(Figure record extracts)
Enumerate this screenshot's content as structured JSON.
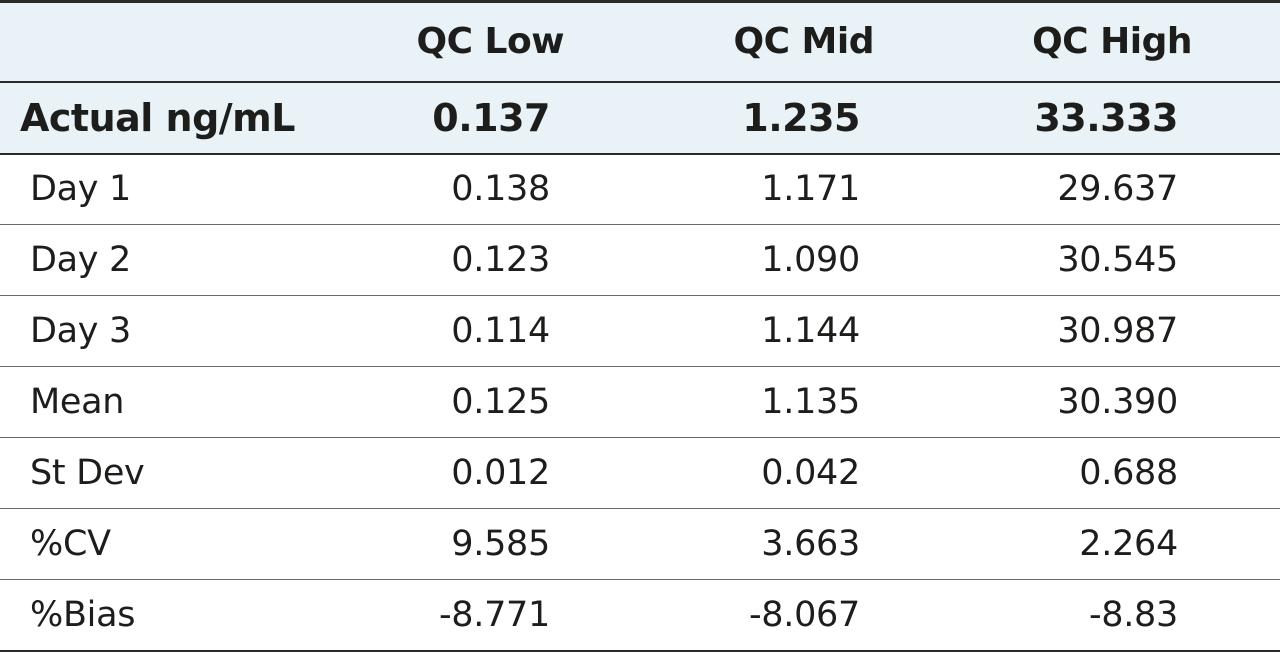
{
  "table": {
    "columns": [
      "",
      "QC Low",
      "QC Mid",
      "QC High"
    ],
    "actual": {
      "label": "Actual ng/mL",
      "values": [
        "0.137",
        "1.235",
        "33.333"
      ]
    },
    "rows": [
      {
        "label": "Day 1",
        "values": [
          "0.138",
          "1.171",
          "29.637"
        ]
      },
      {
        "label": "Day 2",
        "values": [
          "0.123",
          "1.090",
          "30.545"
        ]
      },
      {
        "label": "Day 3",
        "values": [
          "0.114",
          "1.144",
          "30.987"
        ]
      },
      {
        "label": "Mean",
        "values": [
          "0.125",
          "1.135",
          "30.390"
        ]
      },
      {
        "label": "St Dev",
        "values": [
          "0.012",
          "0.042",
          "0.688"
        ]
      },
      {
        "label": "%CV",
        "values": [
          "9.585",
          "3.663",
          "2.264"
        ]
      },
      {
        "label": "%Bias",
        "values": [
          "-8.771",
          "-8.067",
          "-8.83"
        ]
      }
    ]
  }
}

WHAT TO DO
Write out every line of the preceding listing that contains "label".

EXPECTED ANSWER
      "label": "Actual ng/mL",
        "label": "Day 1",
        "label": "Day 2",
        "label": "Day 3",
        "label": "Mean",
        "label": "St Dev",
        "label": "%CV",
        "label": "%Bias",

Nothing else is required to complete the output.